### Goal
Will you quote all of the entries, word for word?

### Input for this task
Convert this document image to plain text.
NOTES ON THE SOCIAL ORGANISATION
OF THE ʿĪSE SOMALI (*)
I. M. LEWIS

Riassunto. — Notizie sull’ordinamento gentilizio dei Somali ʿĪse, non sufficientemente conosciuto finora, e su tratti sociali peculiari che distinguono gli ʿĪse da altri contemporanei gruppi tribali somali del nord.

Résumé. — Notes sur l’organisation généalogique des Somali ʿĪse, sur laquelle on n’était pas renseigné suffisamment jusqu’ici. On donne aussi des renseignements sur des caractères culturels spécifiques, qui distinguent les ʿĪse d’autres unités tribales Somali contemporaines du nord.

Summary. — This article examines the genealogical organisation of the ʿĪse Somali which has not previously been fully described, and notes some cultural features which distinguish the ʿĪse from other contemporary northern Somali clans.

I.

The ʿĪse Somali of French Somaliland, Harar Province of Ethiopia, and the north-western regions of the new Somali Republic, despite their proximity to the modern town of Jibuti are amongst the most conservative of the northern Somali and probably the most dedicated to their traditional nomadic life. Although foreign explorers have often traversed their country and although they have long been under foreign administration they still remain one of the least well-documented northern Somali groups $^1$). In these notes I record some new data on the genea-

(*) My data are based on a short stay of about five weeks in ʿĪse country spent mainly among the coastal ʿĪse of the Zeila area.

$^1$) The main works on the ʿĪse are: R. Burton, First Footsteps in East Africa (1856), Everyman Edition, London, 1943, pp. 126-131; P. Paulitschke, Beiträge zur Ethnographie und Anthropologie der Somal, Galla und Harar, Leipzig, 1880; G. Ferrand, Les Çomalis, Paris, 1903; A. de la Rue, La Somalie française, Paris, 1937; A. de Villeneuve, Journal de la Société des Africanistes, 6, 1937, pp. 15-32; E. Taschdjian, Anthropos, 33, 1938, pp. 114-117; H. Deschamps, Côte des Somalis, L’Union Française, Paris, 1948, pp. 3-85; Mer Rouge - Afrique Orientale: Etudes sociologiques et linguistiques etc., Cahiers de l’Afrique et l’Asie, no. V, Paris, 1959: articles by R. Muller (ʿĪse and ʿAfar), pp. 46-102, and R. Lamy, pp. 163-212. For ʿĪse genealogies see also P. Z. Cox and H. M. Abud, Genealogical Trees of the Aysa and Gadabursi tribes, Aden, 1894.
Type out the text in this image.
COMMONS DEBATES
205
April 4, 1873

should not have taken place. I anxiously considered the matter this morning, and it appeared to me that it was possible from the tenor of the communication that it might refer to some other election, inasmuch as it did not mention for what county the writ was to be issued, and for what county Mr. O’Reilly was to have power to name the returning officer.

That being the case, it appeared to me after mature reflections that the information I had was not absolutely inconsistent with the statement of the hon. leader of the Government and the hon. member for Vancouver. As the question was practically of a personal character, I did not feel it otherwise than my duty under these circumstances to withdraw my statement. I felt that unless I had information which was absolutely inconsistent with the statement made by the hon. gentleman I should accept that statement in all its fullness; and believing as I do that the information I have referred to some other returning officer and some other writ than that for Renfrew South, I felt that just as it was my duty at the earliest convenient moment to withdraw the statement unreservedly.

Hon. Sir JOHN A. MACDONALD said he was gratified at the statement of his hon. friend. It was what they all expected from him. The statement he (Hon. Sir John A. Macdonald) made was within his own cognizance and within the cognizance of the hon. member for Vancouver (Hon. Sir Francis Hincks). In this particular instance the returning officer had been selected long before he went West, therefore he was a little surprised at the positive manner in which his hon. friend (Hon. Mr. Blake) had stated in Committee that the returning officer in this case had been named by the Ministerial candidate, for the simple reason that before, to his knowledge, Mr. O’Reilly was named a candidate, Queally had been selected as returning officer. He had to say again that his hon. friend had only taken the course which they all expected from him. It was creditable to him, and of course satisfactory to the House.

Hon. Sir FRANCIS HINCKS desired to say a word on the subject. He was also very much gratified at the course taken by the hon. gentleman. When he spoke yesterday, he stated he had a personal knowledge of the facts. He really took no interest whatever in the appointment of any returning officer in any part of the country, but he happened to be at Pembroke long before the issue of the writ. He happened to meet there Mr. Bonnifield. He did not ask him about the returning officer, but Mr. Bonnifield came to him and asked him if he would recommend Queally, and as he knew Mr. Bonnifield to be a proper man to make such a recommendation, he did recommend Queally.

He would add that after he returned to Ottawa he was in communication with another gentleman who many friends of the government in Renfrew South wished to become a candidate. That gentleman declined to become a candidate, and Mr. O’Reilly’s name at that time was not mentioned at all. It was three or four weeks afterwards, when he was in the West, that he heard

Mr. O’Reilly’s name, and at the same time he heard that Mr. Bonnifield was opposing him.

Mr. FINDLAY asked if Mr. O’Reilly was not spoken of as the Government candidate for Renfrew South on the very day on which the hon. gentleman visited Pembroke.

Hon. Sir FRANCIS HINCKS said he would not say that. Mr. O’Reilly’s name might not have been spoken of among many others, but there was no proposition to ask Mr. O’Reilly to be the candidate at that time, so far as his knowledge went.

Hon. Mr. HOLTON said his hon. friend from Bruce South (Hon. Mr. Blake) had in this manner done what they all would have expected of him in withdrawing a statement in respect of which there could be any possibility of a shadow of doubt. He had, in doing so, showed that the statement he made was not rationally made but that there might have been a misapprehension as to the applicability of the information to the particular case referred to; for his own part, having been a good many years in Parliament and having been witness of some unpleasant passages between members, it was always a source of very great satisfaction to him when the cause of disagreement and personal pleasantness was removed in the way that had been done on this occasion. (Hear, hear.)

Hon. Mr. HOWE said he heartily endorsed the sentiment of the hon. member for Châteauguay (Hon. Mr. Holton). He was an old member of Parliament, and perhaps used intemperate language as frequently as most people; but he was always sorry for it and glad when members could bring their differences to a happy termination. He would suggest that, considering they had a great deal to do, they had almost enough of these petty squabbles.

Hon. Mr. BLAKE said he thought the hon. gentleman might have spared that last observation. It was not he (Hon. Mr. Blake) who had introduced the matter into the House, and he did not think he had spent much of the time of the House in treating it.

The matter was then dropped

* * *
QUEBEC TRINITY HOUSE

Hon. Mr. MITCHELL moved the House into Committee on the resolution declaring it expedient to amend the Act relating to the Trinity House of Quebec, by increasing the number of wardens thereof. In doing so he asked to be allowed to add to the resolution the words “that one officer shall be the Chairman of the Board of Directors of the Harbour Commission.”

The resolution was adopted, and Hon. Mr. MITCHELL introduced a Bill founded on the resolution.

### Reply
Convert this document image to plain text.
NOTES ON THE SOCIAL ORGANISATION
OF THE ʿĪSE SOMALI (*)
I. M. LEWIS

Riassunto. — Notizie sull’ordinamento gentilizio dei Somali ʿĪse, non sufficientemente conosciuto finora, e su tratti sociali peculiari che distinguono gli ʿĪse da altri contemporanei gruppi tribali somali del nord.

Résumé. — Notes sur l’organisation généalogique des Somali ʿĪse, sur laquelle on n’était pas renseigné suffisamment jusqu’ici. On donne aussi des renseignements sur des caractères culturels spécifiques, qui distinguent les ʿĪse d’autres unités tribales Somali contemporaines du nord.

Summary. — This article examines the genealogical organisation of the ʿĪse Somali which has not previously been fully described, and notes some cultural features which distinguish the ʿĪse from other contemporary northern Somali clans.

I.

The ʿĪse Somali of French Somaliland, Harar Province of Ethiopia, and the north-western regions of the new Somali Republic, despite their proximity to the modern town of Jibuti are amongst the most conservative of the northern Somali and probably the most dedicated to their traditional nomadic life. Although foreign explorers have often traversed their country and although they have long been under foreign administration they still remain one of the least well-documented northern Somali groups $^1$). In these notes I record some new data on the genea-

(*) My data are based on a short stay of about five weeks in ʿĪse country spent mainly among the coastal ʿĪse of the Zeila area.

$^1$) The main works on the ʿĪse are: R. Burton, First Footsteps in East Africa (1856), Everyman Edition, London, 1943, pp. 126-131; P. Paulitschke, Beiträge zur Ethnographie und Anthropologie der Somal, Galla und Harar, Leipzig, 1880; G. Ferrand, Les Çomalis, Paris, 1903; A. de la Rue, La Somalie française, Paris, 1937; A. de Villeneuve, Journal de la Société des Africanistes, 6, 1937, pp. 15-32; E. Taschdjian, Anthropos, 33, 1938, pp. 114-117; H. Deschamps, Côte des Somalis, L’Union Française, Paris, 1948, pp. 3-85; Mer Rouge - Afrique Orientale: Etudes sociologiques et linguistiques etc., Cahiers de l’Afrique et l’Asie, no. V, Paris, 1959: articles by R. Muller (ʿĪse and ʿAfar), pp. 46-102, and R. Lamy, pp. 163-212. For ʿĪse genealogies see also P. Z. Cox and H. M. Abud, Genealogical Trees of the Aysa and Gadabursi tribes, Aden, 1894.
Type out the text in this image.
COMMONS DEBATES
205
April 4, 1873

should not have taken place. I anxiously considered the matter this morning, and it appeared to me that it was possible from the tenor of the communication that it might refer to some other election, inasmuch as it did not mention for what county the writ was to be issued, and for what county Mr. O’Reilly was to have power to name the returning officer.

That being the case, it appeared to me after mature reflections that the information I had was not absolutely inconsistent with the statement of the hon. leader of the Government and the hon. member for Vancouver. As the question was practically of a personal character, I did not feel it otherwise than my duty under these circumstances to withdraw my statement. I felt that unless I had information which was absolutely inconsistent with the statement made by the hon. gentleman I should accept that statement in all its fullness; and believing as I do that the information I have referred to some other returning officer and some other writ than that for Renfrew South, I felt that just as it was my duty at the earliest convenient moment to withdraw the statement unreservedly.

Hon. Sir JOHN A. MACDONALD said he was gratified at the statement of his hon. friend. It was what they all expected from him. The statement he (Hon. Sir John A. Macdonald) made was within his own cognizance and within the cognizance of the hon. member for Vancouver (Hon. Sir Francis Hincks). In this particular instance the returning officer had been selected long before he went West, therefore he was a little surprised at the positive manner in which his hon. friend (Hon. Mr. Blake) had stated in Committee that the returning officer in this case had been named by the Ministerial candidate, for the simple reason that before, to his knowledge, Mr. O’Reilly was named a candidate, Queally had been selected as returning officer. He had to say again that his hon. friend had only taken the course which they all expected from him. It was creditable to him, and of course satisfactory to the House.

Hon. Sir FRANCIS HINCKS desired to say a word on the subject. He was also very much gratified at the course taken by the hon. gentleman. When he spoke yesterday, he stated he had a personal knowledge of the facts. He really took no interest whatever in the appointment of any returning officer in any part of the country, but he happened to be at Pembroke long before the issue of the writ. He happened to meet there Mr. Bonnifield. He did not ask him about the returning officer, but Mr. Bonnifield came to him and asked him if he would recommend Queally, and as he knew Mr. Bonnifield to be a proper man to make such a recommendation, he did recommend Queally.

He would add that after he returned to Ottawa he was in communication with another gentleman who many friends of the government in Renfrew South wished to become a candidate. That gentleman declined to become a candidate, and Mr. O’Reilly’s name at that time was not mentioned at all. It was three or four weeks afterwards, when he was in the West, that he heard

Mr. O’Reilly’s name, and at the same time he heard that Mr. Bonnifield was opposing him.

Mr. FINDLAY asked if Mr. O’Reilly was not spoken of as the Government candidate for Renfrew South on the very day on which the hon. gentleman visited Pembroke.

Hon. Sir FRANCIS HINCKS said he would not say that. Mr. O’Reilly’s name might not have been spoken of among many others, but there was no proposition to ask Mr. O’Reilly to be the candidate at that time, so far as his knowledge went.

Hon. Mr. HOLTON said his hon. friend from Bruce South (Hon. Mr. Blake) had in this manner done what they all would have expected of him in withdrawing a statement in respect of which there could be any possibility of a shadow of doubt. He had, in doing so, showed that the statement he made was not rationally made but that there might have been a misapprehension as to the applicability of the information to the particular case referred to; for his own part, having been a good many years in Parliament and having been witness of some unpleasant passages between members, it was always a source of very great satisfaction to him when the cause of disagreement and personal pleasantness was removed in the way that had been done on this occasion. (Hear, hear.)

Hon. Mr. HOWE said he heartily endorsed the sentiment of the hon. member for Châteauguay (Hon. Mr. Holton). He was an old member of Parliament, and perhaps used intemperate language as frequently as most people; but he was always sorry for it and glad when members could bring their differences to a happy termination. He would suggest that, considering they had a great deal to do, they had almost enough of these petty squabbles.

Hon. Mr. BLAKE said he thought the hon. gentleman might have spared that last observation. It was not he (Hon. Mr. Blake) who had introduced the matter into the House, and he did not think he had spent much of the time of the House in treating it.

The matter was then dropped

* * *
QUEBEC TRINITY HOUSE

Hon. Mr. MITCHELL moved the House into Committee on the resolution declaring it expedient to amend the Act relating to the Trinity House of Quebec, by increasing the number of wardens thereof. In doing so he asked to be allowed to add to the resolution the words “that one officer shall be the Chairman of the Board of Directors of the Harbour Commission.”

The resolution was adopted, and Hon. Mr. MITCHELL introduced a Bill founded on the resolution.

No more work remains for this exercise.